Objective:
Transcribe every line exactly. Leave the pictures behind.

────────────────────

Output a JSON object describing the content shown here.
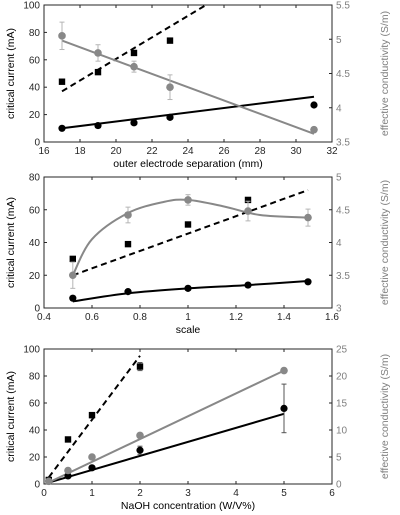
{
  "colors": {
    "black": "#000000",
    "gray": "#888888",
    "errorbar": "#b5b5b5",
    "axis": "#262626",
    "right_axis": "#7f7f7f"
  },
  "chart_data": [
    {
      "type": "scatter",
      "xlabel": "outer electrode separation (mm)",
      "ylabel": "critical current (mA)",
      "y2label": "effective conductivity (S/m)",
      "xlim": [
        16,
        32
      ],
      "ylim": [
        0,
        100
      ],
      "y2lim": [
        3.5,
        5.5
      ],
      "xticks": [
        16,
        18,
        20,
        22,
        24,
        26,
        28,
        30,
        32
      ],
      "yticks": [
        0,
        20,
        40,
        60,
        80,
        100
      ],
      "y2ticks": [
        3.5,
        4,
        4.5,
        5,
        5.5
      ],
      "y2tick_labels": [
        "3.5",
        "4",
        "4.5",
        "5",
        "5.5"
      ],
      "series": [
        {
          "axis": "left",
          "marker": "square",
          "line": "dashed",
          "x": [
            17,
            19,
            21,
            23
          ],
          "y": [
            44,
            51,
            65,
            74
          ],
          "fit": [
            [
              17,
              37
            ],
            [
              25,
              100
            ]
          ]
        },
        {
          "axis": "left",
          "marker": "circle",
          "line": "solid",
          "x": [
            17,
            19,
            21,
            23,
            31
          ],
          "y": [
            10,
            12,
            14,
            18,
            27
          ],
          "fit": [
            [
              17,
              10
            ],
            [
              31,
              33
            ]
          ]
        },
        {
          "axis": "right",
          "marker": "circle-gray",
          "line": "solid-gray",
          "x": [
            17,
            19,
            21,
            23,
            31
          ],
          "y": [
            5.05,
            4.8,
            4.6,
            4.3,
            3.68
          ],
          "err": [
            0.2,
            0.12,
            0.08,
            0.18,
            0.03
          ],
          "fit": [
            [
              17,
              4.98
            ],
            [
              31,
              3.62
            ]
          ]
        }
      ]
    },
    {
      "type": "scatter",
      "xlabel": "scale",
      "ylabel": "critical current (mA)",
      "y2label": "effective conductivity (S/m)",
      "xlim": [
        0.4,
        1.6
      ],
      "ylim": [
        0,
        80
      ],
      "y2lim": [
        3,
        5
      ],
      "xticks": [
        0.4,
        0.6,
        0.8,
        1,
        1.2,
        1.4,
        1.6
      ],
      "yticks": [
        0,
        20,
        40,
        60,
        80
      ],
      "y2ticks": [
        3,
        3.5,
        4,
        4.5,
        5
      ],
      "y2tick_labels": [
        "3",
        "3.5",
        "4",
        "4.5",
        "5"
      ],
      "series": [
        {
          "axis": "left",
          "marker": "square",
          "line": "dashed",
          "x": [
            0.52,
            0.75,
            1,
            1.25
          ],
          "y": [
            30,
            39,
            51,
            66
          ],
          "fit": [
            [
              0.52,
              20
            ],
            [
              1.5,
              72
            ]
          ]
        },
        {
          "axis": "left",
          "marker": "circle",
          "line": "solid",
          "x": [
            0.52,
            0.75,
            1,
            1.25,
            1.5
          ],
          "y": [
            6,
            10,
            12,
            14,
            16
          ],
          "fit": [
            [
              0.52,
              4
            ],
            [
              0.75,
              9
            ],
            [
              1,
              12
            ],
            [
              1.25,
              14
            ],
            [
              1.5,
              16.5
            ]
          ]
        },
        {
          "axis": "right",
          "marker": "circle-gray",
          "line": "solid-gray",
          "x": [
            0.52,
            0.75,
            1,
            1.25,
            1.5
          ],
          "y": [
            3.5,
            4.42,
            4.65,
            4.48,
            4.38
          ],
          "err": [
            0.2,
            0.12,
            0.08,
            0.15,
            0.13
          ],
          "fit": [
            [
              0.52,
              3.5
            ],
            [
              0.6,
              4.05
            ],
            [
              0.75,
              4.45
            ],
            [
              0.9,
              4.62
            ],
            [
              1,
              4.65
            ],
            [
              1.15,
              4.55
            ],
            [
              1.3,
              4.42
            ],
            [
              1.5,
              4.38
            ]
          ]
        }
      ]
    },
    {
      "type": "scatter",
      "xlabel": "NaOH concentration (W/V%)",
      "ylabel": "critical current (mA)",
      "y2label": "effective conductivity (S/m)",
      "xlim": [
        0,
        6
      ],
      "ylim": [
        0,
        100
      ],
      "y2lim": [
        0,
        25
      ],
      "xticks": [
        0,
        1,
        2,
        3,
        4,
        5,
        6
      ],
      "yticks": [
        0,
        20,
        40,
        60,
        80,
        100
      ],
      "y2ticks": [
        0,
        5,
        10,
        15,
        20,
        25
      ],
      "y2tick_labels": [
        "0",
        "5",
        "10",
        "15",
        "20",
        "25"
      ],
      "series": [
        {
          "axis": "left",
          "marker": "square",
          "line": "dashed",
          "x": [
            0.1,
            0.5,
            1,
            2
          ],
          "y": [
            3,
            33,
            51,
            87
          ],
          "err": [
            0,
            0,
            2,
            3
          ],
          "fit": [
            [
              0.1,
              5
            ],
            [
              2,
              95
            ]
          ]
        },
        {
          "axis": "left",
          "marker": "circle",
          "line": "solid",
          "x": [
            0.1,
            0.5,
            1,
            2,
            5
          ],
          "y": [
            2,
            6,
            12,
            25,
            56
          ],
          "err": [
            0,
            0,
            1,
            3,
            18
          ],
          "fit": [
            [
              0.1,
              1
            ],
            [
              5,
              52
            ]
          ]
        },
        {
          "axis": "right",
          "marker": "circle-gray",
          "line": "solid-gray",
          "x": [
            0.1,
            0.5,
            1,
            2,
            5
          ],
          "y": [
            0.5,
            2.5,
            5,
            9,
            21
          ],
          "fit": [
            [
              0.1,
              0.3
            ],
            [
              5,
              21
            ]
          ]
        }
      ]
    }
  ]
}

────────────────────

In response:
Output a JSON object describing the content shown here.
{
  "colors": {
    "black": "#000000",
    "gray": "#888888",
    "errorbar": "#b5b5b5",
    "axis": "#262626",
    "right_axis": "#7f7f7f"
  },
  "chart_data": [
    {
      "type": "scatter",
      "xlabel": "outer electrode separation (mm)",
      "ylabel": "critical current (mA)",
      "y2label": "effective conductivity (S/m)",
      "xlim": [
        16,
        32
      ],
      "ylim": [
        0,
        100
      ],
      "y2lim": [
        3.5,
        5.5
      ],
      "xticks": [
        16,
        18,
        20,
        22,
        24,
        26,
        28,
        30,
        32
      ],
      "yticks": [
        0,
        20,
        40,
        60,
        80,
        100
      ],
      "y2ticks": [
        3.5,
        4,
        4.5,
        5,
        5.5
      ],
      "y2tick_labels": [
        "3.5",
        "4",
        "4.5",
        "5",
        "5.5"
      ],
      "series": [
        {
          "axis": "left",
          "marker": "square",
          "line": "dashed",
          "x": [
            17,
            19,
            21,
            23
          ],
          "y": [
            44,
            51,
            65,
            74
          ],
          "fit": [
            [
              17,
              37
            ],
            [
              25,
              100
            ]
          ]
        },
        {
          "axis": "left",
          "marker": "circle",
          "line": "solid",
          "x": [
            17,
            19,
            21,
            23,
            31
          ],
          "y": [
            10,
            12,
            14,
            18,
            27
          ],
          "fit": [
            [
              17,
              10
            ],
            [
              31,
              33
            ]
          ]
        },
        {
          "axis": "right",
          "marker": "circle-gray",
          "line": "solid-gray",
          "x": [
            17,
            19,
            21,
            23,
            31
          ],
          "y": [
            5.05,
            4.8,
            4.6,
            4.3,
            3.68
          ],
          "err": [
            0.2,
            0.12,
            0.08,
            0.18,
            0.03
          ],
          "fit": [
            [
              17,
              4.98
            ],
            [
              31,
              3.62
            ]
          ]
        }
      ]
    },
    {
      "type": "scatter",
      "xlabel": "scale",
      "ylabel": "critical current (mA)",
      "y2label": "effective conductivity (S/m)",
      "xlim": [
        0.4,
        1.6
      ],
      "ylim": [
        0,
        80
      ],
      "y2lim": [
        3,
        5
      ],
      "xticks": [
        0.4,
        0.6,
        0.8,
        1,
        1.2,
        1.4,
        1.6
      ],
      "yticks": [
        0,
        20,
        40,
        60,
        80
      ],
      "y2ticks": [
        3,
        3.5,
        4,
        4.5,
        5
      ],
      "y2tick_labels": [
        "3",
        "3.5",
        "4",
        "4.5",
        "5"
      ],
      "series": [
        {
          "axis": "left",
          "marker": "square",
          "line": "dashed",
          "x": [
            0.52,
            0.75,
            1,
            1.25
          ],
          "y": [
            30,
            39,
            51,
            66
          ],
          "fit": [
            [
              0.52,
              20
            ],
            [
              1.5,
              72
            ]
          ]
        },
        {
          "axis": "left",
          "marker": "circle",
          "line": "solid",
          "x": [
            0.52,
            0.75,
            1,
            1.25,
            1.5
          ],
          "y": [
            6,
            10,
            12,
            14,
            16
          ],
          "fit": [
            [
              0.52,
              4
            ],
            [
              0.75,
              9
            ],
            [
              1,
              12
            ],
            [
              1.25,
              14
            ],
            [
              1.5,
              16.5
            ]
          ]
        },
        {
          "axis": "right",
          "marker": "circle-gray",
          "line": "solid-gray",
          "x": [
            0.52,
            0.75,
            1,
            1.25,
            1.5
          ],
          "y": [
            3.5,
            4.42,
            4.65,
            4.48,
            4.38
          ],
          "err": [
            0.2,
            0.12,
            0.08,
            0.15,
            0.13
          ],
          "fit": [
            [
              0.52,
              3.5
            ],
            [
              0.6,
              4.05
            ],
            [
              0.75,
              4.45
            ],
            [
              0.9,
              4.62
            ],
            [
              1,
              4.65
            ],
            [
              1.15,
              4.55
            ],
            [
              1.3,
              4.42
            ],
            [
              1.5,
              4.38
            ]
          ]
        }
      ]
    },
    {
      "type": "scatter",
      "xlabel": "NaOH concentration (W/V%)",
      "ylabel": "critical current (mA)",
      "y2label": "effective conductivity (S/m)",
      "xlim": [
        0,
        6
      ],
      "ylim": [
        0,
        100
      ],
      "y2lim": [
        0,
        25
      ],
      "xticks": [
        0,
        1,
        2,
        3,
        4,
        5,
        6
      ],
      "yticks": [
        0,
        20,
        40,
        60,
        80,
        100
      ],
      "y2ticks": [
        0,
        5,
        10,
        15,
        20,
        25
      ],
      "y2tick_labels": [
        "0",
        "5",
        "10",
        "15",
        "20",
        "25"
      ],
      "series": [
        {
          "axis": "left",
          "marker": "square",
          "line": "dashed",
          "x": [
            0.1,
            0.5,
            1,
            2
          ],
          "y": [
            3,
            33,
            51,
            87
          ],
          "err": [
            0,
            0,
            2,
            3
          ],
          "fit": [
            [
              0.1,
              5
            ],
            [
              2,
              95
            ]
          ]
        },
        {
          "axis": "left",
          "marker": "circle",
          "line": "solid",
          "x": [
            0.1,
            0.5,
            1,
            2,
            5
          ],
          "y": [
            2,
            6,
            12,
            25,
            56
          ],
          "err": [
            0,
            0,
            1,
            3,
            18
          ],
          "fit": [
            [
              0.1,
              1
            ],
            [
              5,
              52
            ]
          ]
        },
        {
          "axis": "right",
          "marker": "circle-gray",
          "line": "solid-gray",
          "x": [
            0.1,
            0.5,
            1,
            2,
            5
          ],
          "y": [
            0.5,
            2.5,
            5,
            9,
            21
          ],
          "fit": [
            [
              0.1,
              0.3
            ],
            [
              5,
              21
            ]
          ]
        }
      ]
    }
  ]
}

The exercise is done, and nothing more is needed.